_GIVEN TASK_
Identify the lines that contain the string "Alquran", then copy each of them.

_DATA SUPPLIED_
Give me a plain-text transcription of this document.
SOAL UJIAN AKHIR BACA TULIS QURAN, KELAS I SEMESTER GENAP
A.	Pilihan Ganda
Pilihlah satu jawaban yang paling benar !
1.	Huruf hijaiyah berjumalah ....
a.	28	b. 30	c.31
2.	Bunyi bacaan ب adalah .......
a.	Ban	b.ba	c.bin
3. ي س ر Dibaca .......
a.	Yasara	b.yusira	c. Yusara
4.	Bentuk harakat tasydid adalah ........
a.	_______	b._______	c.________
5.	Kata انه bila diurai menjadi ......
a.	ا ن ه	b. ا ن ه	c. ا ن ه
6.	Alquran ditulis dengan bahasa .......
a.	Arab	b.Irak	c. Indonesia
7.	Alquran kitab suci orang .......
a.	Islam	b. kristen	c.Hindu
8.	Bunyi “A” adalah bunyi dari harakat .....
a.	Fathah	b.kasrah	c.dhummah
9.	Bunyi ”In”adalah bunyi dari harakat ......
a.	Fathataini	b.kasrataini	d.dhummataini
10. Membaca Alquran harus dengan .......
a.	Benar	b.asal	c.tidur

_FINISHED EXERCISE_
6.	Alquran ditulis dengan bahasa .......
7.	Alquran kitab suci orang .......
10. Membaca Alquran harus dengan .......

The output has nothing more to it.